_What is required_.
Reproduce the listing below in full and without alteration, apart from its pictures.

Figure record extracts
----
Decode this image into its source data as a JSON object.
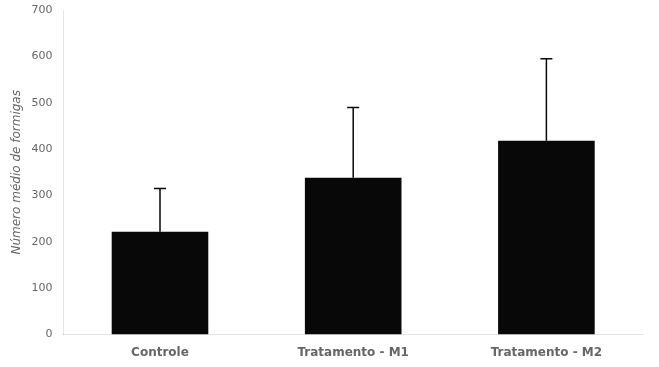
{
  "chart_data": {
    "type": "bar",
    "categories": [
      "Controle",
      "Tratamento - M1",
      "Tratamento - M2"
    ],
    "values": [
      222,
      338,
      418
    ],
    "errors_upper": [
      93,
      152,
      177
    ],
    "color": "#080808",
    "ylabel": "Número médio de formigas",
    "ylim": [
      0,
      700
    ],
    "yticks": [
      0,
      100,
      200,
      300,
      400,
      500,
      600,
      700
    ],
    "grid": false
  }
}
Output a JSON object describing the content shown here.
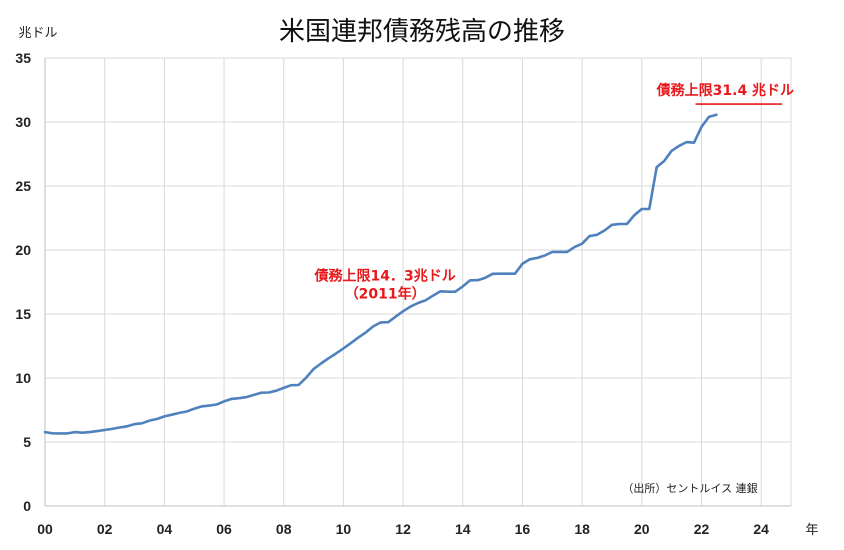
{
  "chart_data": {
    "type": "line",
    "title": "米国連邦債務残高の推移",
    "ylabel": "兆ドル",
    "xlabel": "年",
    "xlim": [
      2000,
      2025
    ],
    "ylim": [
      0,
      35
    ],
    "grid": true,
    "x_ticks": [
      {
        "value": 2000,
        "label": "00"
      },
      {
        "value": 2002,
        "label": "02"
      },
      {
        "value": 2004,
        "label": "04"
      },
      {
        "value": 2006,
        "label": "06"
      },
      {
        "value": 2008,
        "label": "08"
      },
      {
        "value": 2010,
        "label": "10"
      },
      {
        "value": 2012,
        "label": "12"
      },
      {
        "value": 2014,
        "label": "14"
      },
      {
        "value": 2016,
        "label": "16"
      },
      {
        "value": 2018,
        "label": "18"
      },
      {
        "value": 2020,
        "label": "20"
      },
      {
        "value": 2022,
        "label": "22"
      },
      {
        "value": 2024,
        "label": "24"
      }
    ],
    "y_ticks": [
      0,
      5,
      10,
      15,
      20,
      25,
      30,
      35
    ],
    "series": [
      {
        "color": "#4f81bd",
        "x": [
          2000.0,
          2000.25,
          2000.5,
          2000.75,
          2001.0,
          2001.25,
          2001.5,
          2001.75,
          2002.0,
          2002.25,
          2002.5,
          2002.75,
          2003.0,
          2003.25,
          2003.5,
          2003.75,
          2004.0,
          2004.25,
          2004.5,
          2004.75,
          2005.0,
          2005.25,
          2005.5,
          2005.75,
          2006.0,
          2006.25,
          2006.5,
          2006.75,
          2007.0,
          2007.25,
          2007.5,
          2007.75,
          2008.0,
          2008.25,
          2008.5,
          2008.75,
          2009.0,
          2009.25,
          2009.5,
          2009.75,
          2010.0,
          2010.25,
          2010.5,
          2010.75,
          2011.0,
          2011.25,
          2011.5,
          2011.75,
          2012.0,
          2012.25,
          2012.5,
          2012.75,
          2013.0,
          2013.25,
          2013.5,
          2013.75,
          2014.0,
          2014.25,
          2014.5,
          2014.75,
          2015.0,
          2015.25,
          2015.5,
          2015.75,
          2016.0,
          2016.25,
          2016.5,
          2016.75,
          2017.0,
          2017.25,
          2017.5,
          2017.75,
          2018.0,
          2018.25,
          2018.5,
          2018.75,
          2019.0,
          2019.25,
          2019.5,
          2019.75,
          2020.0,
          2020.25,
          2020.5,
          2020.75,
          2021.0,
          2021.25,
          2021.5,
          2021.75,
          2022.0,
          2022.25,
          2022.5
        ],
        "values": [
          5.77,
          5.68,
          5.67,
          5.67,
          5.77,
          5.73,
          5.77,
          5.85,
          5.94,
          6.02,
          6.13,
          6.23,
          6.4,
          6.46,
          6.67,
          6.8,
          7.0,
          7.13,
          7.27,
          7.38,
          7.6,
          7.78,
          7.84,
          7.93,
          8.17,
          8.37,
          8.42,
          8.51,
          8.68,
          8.85,
          8.87,
          9.01,
          9.23,
          9.44,
          9.45,
          10.02,
          10.7,
          11.13,
          11.54,
          11.91,
          12.31,
          12.73,
          13.16,
          13.56,
          14.03,
          14.34,
          14.36,
          14.79,
          15.22,
          15.58,
          15.86,
          16.07,
          16.43,
          16.77,
          16.74,
          16.74,
          17.16,
          17.63,
          17.64,
          17.82,
          18.14,
          18.15,
          18.15,
          18.15,
          18.92,
          19.27,
          19.38,
          19.57,
          19.85,
          19.85,
          19.85,
          20.24,
          20.49,
          21.09,
          21.19,
          21.52,
          21.97,
          22.03,
          22.03,
          22.72,
          23.2,
          23.21,
          26.48,
          26.95,
          27.75,
          28.13,
          28.43,
          28.38,
          29.62,
          30.4,
          30.57
        ]
      }
    ],
    "annotations": [
      {
        "text": "債務上限14．3兆ドル",
        "x": 2011.4,
        "y": 17.6
      },
      {
        "text": "（2011年）",
        "x": 2011.4,
        "y": 16.2
      },
      {
        "text": "債務上限31.4 兆ドル",
        "x": 2022.8,
        "y": 32.1
      }
    ],
    "debt_ceiling_line": {
      "value": 31.4,
      "x_start": 2021.8,
      "x_end": 2024.7,
      "color": "#e8191c"
    },
    "source_note": "（出所）セントルイス 連銀"
  }
}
----
_Response below_.
Decode this image into its source data as a JSON object.
{
  "chart_data": {
    "type": "bar",
    "categories": [
      "Controle",
      "Tratamento - M1",
      "Tratamento - M2"
    ],
    "values": [
      222,
      338,
      418
    ],
    "errors_upper": [
      93,
      152,
      177
    ],
    "color": "#080808",
    "ylabel": "Número médio de formigas",
    "ylim": [
      0,
      700
    ],
    "yticks": [
      0,
      100,
      200,
      300,
      400,
      500,
      600,
      700
    ],
    "grid": false
  }
}
Output a JSON object describing the content shown here.
{
  "chart_data": {
    "type": "line",
    "title": "米国連邦債務残高の推移",
    "ylabel": "兆ドル",
    "xlabel": "年",
    "xlim": [
      2000,
      2025
    ],
    "ylim": [
      0,
      35
    ],
    "grid": true,
    "x_ticks": [
      {
        "value": 2000,
        "label": "00"
      },
      {
        "value": 2002,
        "label": "02"
      },
      {
        "value": 2004,
        "label": "04"
      },
      {
        "value": 2006,
        "label": "06"
      },
      {
        "value": 2008,
        "label": "08"
      },
      {
        "value": 2010,
        "label": "10"
      },
      {
        "value": 2012,
        "label": "12"
      },
      {
        "value": 2014,
        "label": "14"
      },
      {
        "value": 2016,
        "label": "16"
      },
      {
        "value": 2018,
        "label": "18"
      },
      {
        "value": 2020,
        "label": "20"
      },
      {
        "value": 2022,
        "label": "22"
      },
      {
        "value": 2024,
        "label": "24"
      }
    ],
    "y_ticks": [
      0,
      5,
      10,
      15,
      20,
      25,
      30,
      35
    ],
    "series": [
      {
        "color": "#4f81bd",
        "x": [
          2000.0,
          2000.25,
          2000.5,
          2000.75,
          2001.0,
          2001.25,
          2001.5,
          2001.75,
          2002.0,
          2002.25,
          2002.5,
          2002.75,
          2003.0,
          2003.25,
          2003.5,
          2003.75,
          2004.0,
          2004.25,
          2004.5,
          2004.75,
          2005.0,
          2005.25,
          2005.5,
          2005.75,
          2006.0,
          2006.25,
          2006.5,
          2006.75,
          2007.0,
          2007.25,
          2007.5,
          2007.75,
          2008.0,
          2008.25,
          2008.5,
          2008.75,
          2009.0,
          2009.25,
          2009.5,
          2009.75,
          2010.0,
          2010.25,
          2010.5,
          2010.75,
          2011.0,
          2011.25,
          2011.5,
          2011.75,
          2012.0,
          2012.25,
          2012.5,
          2012.75,
          2013.0,
          2013.25,
          2013.5,
          2013.75,
          2014.0,
          2014.25,
          2014.5,
          2014.75,
          2015.0,
          2015.25,
          2015.5,
          2015.75,
          2016.0,
          2016.25,
          2016.5,
          2016.75,
          2017.0,
          2017.25,
          2017.5,
          2017.75,
          2018.0,
          2018.25,
          2018.5,
          2018.75,
          2019.0,
          2019.25,
          2019.5,
          2019.75,
          2020.0,
          2020.25,
          2020.5,
          2020.75,
          2021.0,
          2021.25,
          2021.5,
          2021.75,
          2022.0,
          2022.25,
          2022.5
        ],
        "values": [
          5.77,
          5.68,
          5.67,
          5.67,
          5.77,
          5.73,
          5.77,
          5.85,
          5.94,
          6.02,
          6.13,
          6.23,
          6.4,
          6.46,
          6.67,
          6.8,
          7.0,
          7.13,
          7.27,
          7.38,
          7.6,
          7.78,
          7.84,
          7.93,
          8.17,
          8.37,
          8.42,
          8.51,
          8.68,
          8.85,
          8.87,
          9.01,
          9.23,
          9.44,
          9.45,
          10.02,
          10.7,
          11.13,
          11.54,
          11.91,
          12.31,
          12.73,
          13.16,
          13.56,
          14.03,
          14.34,
          14.36,
          14.79,
          15.22,
          15.58,
          15.86,
          16.07,
          16.43,
          16.77,
          16.74,
          16.74,
          17.16,
          17.63,
          17.64,
          17.82,
          18.14,
          18.15,
          18.15,
          18.15,
          18.92,
          19.27,
          19.38,
          19.57,
          19.85,
          19.85,
          19.85,
          20.24,
          20.49,
          21.09,
          21.19,
          21.52,
          21.97,
          22.03,
          22.03,
          22.72,
          23.2,
          23.21,
          26.48,
          26.95,
          27.75,
          28.13,
          28.43,
          28.38,
          29.62,
          30.4,
          30.57
        ]
      }
    ],
    "annotations": [
      {
        "text": "債務上限14．3兆ドル",
        "x": 2011.4,
        "y": 17.6
      },
      {
        "text": "（2011年）",
        "x": 2011.4,
        "y": 16.2
      },
      {
        "text": "債務上限31.4 兆ドル",
        "x": 2022.8,
        "y": 32.1
      }
    ],
    "debt_ceiling_line": {
      "value": 31.4,
      "x_start": 2021.8,
      "x_end": 2024.7,
      "color": "#e8191c"
    },
    "source_note": "（出所）セントルイス 連銀"
  }
}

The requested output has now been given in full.